**What you are asked to do:**
In full and without alteration, repeat the material.

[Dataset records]
══════
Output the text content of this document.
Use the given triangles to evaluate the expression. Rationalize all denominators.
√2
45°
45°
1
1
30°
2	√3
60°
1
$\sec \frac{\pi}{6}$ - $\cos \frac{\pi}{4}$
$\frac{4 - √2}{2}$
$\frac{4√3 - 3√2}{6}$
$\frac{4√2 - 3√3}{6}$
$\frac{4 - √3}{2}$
══════
**Reply to the exercise:**
Output the text content of this document.
Use the given triangles to evaluate the expression. Rationalize all denominators.
√2
45°
45°
1
1
30°
2	√3
60°
1
$\sec \frac{\pi}{6}$ - $\cos \frac{\pi}{4}$
$\frac{4 - √2}{2}$
$\frac{4√3 - 3√2}{6}$
$\frac{4√2 - 3√3}{6}$
$\frac{4 - √3}{2}$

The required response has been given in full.